WHAT TO DO ::
Print out every line, exactly as written.

DATA FOR PROCESSING ::

__________

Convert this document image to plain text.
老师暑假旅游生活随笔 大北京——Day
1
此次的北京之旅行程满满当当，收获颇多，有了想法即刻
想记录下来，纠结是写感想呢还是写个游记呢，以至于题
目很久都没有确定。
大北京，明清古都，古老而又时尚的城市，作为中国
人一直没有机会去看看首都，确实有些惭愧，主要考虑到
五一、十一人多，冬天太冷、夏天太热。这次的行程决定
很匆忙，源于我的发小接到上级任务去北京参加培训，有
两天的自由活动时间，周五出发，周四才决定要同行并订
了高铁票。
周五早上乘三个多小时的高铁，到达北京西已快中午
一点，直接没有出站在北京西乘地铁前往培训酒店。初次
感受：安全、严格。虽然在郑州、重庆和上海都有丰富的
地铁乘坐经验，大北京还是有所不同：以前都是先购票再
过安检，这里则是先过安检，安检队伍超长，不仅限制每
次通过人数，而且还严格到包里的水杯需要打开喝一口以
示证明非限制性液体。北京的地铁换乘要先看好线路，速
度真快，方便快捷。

__________

ANSWER TO THIS PROBLEM ::
Convert this document image to plain text.
老师暑假旅游生活随笔 大北京——Day
1
此次的北京之旅行程满满当当，收获颇多，有了想法即刻
想记录下来，纠结是写感想呢还是写个游记呢，以至于题
目很久都没有确定。
大北京，明清古都，古老而又时尚的城市，作为中国
人一直没有机会去看看首都，确实有些惭愧，主要考虑到
五一、十一人多，冬天太冷、夏天太热。这次的行程决定
很匆忙，源于我的发小接到上级任务去北京参加培训，有
两天的自由活动时间，周五出发，周四才决定要同行并订
了高铁票。
周五早上乘三个多小时的高铁，到达北京西已快中午
一点，直接没有出站在北京西乘地铁前往培训酒店。初次
感受：安全、严格。虽然在郑州、重庆和上海都有丰富的
地铁乘坐经验，大北京还是有所不同：以前都是先购票再
过安检，这里则是先过安检，安检队伍超长，不仅限制每
次通过人数，而且还严格到包里的水杯需要打开喝一口以
示证明非限制性液体。北京的地铁换乘要先看好线路，速
度真快，方便快捷。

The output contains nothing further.